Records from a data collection

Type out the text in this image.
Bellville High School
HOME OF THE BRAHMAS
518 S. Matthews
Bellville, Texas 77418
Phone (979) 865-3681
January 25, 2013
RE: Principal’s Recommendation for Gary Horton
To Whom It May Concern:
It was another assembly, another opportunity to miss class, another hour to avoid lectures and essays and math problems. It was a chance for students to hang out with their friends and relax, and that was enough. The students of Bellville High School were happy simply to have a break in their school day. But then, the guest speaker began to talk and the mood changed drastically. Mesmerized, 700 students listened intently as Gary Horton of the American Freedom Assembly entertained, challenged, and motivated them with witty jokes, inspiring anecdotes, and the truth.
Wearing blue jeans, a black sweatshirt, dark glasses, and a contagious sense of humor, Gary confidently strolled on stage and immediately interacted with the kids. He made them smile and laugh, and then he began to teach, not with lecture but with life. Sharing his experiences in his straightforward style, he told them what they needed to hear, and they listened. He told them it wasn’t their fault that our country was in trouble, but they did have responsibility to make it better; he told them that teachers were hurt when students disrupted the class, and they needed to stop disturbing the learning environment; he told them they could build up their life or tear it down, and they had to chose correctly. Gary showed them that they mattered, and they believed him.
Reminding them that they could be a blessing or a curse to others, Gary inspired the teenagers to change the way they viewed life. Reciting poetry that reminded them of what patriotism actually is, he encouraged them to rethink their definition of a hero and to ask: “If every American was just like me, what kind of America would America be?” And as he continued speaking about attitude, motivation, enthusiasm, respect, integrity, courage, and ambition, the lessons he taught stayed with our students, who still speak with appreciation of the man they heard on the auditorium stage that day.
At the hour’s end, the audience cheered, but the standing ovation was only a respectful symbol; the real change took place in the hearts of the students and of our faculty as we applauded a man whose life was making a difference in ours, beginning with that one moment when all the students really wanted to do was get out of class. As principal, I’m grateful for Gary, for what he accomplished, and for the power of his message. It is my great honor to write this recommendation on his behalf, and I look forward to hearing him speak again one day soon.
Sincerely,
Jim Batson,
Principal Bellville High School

§ TASK DIRECTIONS
Copy each record from above exactly, and include every line.

§ WRITTEN ANSWER
Type out the text in this image.
Bellville High School
HOME OF THE BRAHMAS
518 S. Matthews
Bellville, Texas 77418
Phone (979) 865-3681
January 25, 2013
RE: Principal’s Recommendation for Gary Horton
To Whom It May Concern:
It was another assembly, another opportunity to miss class, another hour to avoid lectures and essays and math problems. It was a chance for students to hang out with their friends and relax, and that was enough. The students of Bellville High School were happy simply to have a break in their school day. But then, the guest speaker began to talk and the mood changed drastically. Mesmerized, 700 students listened intently as Gary Horton of the American Freedom Assembly entertained, challenged, and motivated them with witty jokes, inspiring anecdotes, and the truth.
Wearing blue jeans, a black sweatshirt, dark glasses, and a contagious sense of humor, Gary confidently strolled on stage and immediately interacted with the kids. He made them smile and laugh, and then he began to teach, not with lecture but with life. Sharing his experiences in his straightforward style, he told them what they needed to hear, and they listened. He told them it wasn’t their fault that our country was in trouble, but they did have responsibility to make it better; he told them that teachers were hurt when students disrupted the class, and they needed to stop disturbing the learning environment; he told them they could build up their life or tear it down, and they had to chose correctly. Gary showed them that they mattered, and they believed him.
Reminding them that they could be a blessing or a curse to others, Gary inspired the teenagers to change the way they viewed life. Reciting poetry that reminded them of what patriotism actually is, he encouraged them to rethink their definition of a hero and to ask: “If every American was just like me, what kind of America would America be?” And as he continued speaking about attitude, motivation, enthusiasm, respect, integrity, courage, and ambition, the lessons he taught stayed with our students, who still speak with appreciation of the man they heard on the auditorium stage that day.
At the hour’s end, the audience cheered, but the standing ovation was only a respectful symbol; the real change took place in the hearts of the students and of our faculty as we applauded a man whose life was making a difference in ours, beginning with that one moment when all the students really wanted to do was get out of class. As principal, I’m grateful for Gary, for what he accomplished, and for the power of his message. It is my great honor to write this recommendation on his behalf, and I look forward to hearing him speak again one day soon.
Sincerely,
Jim Batson,
Principal Bellville High School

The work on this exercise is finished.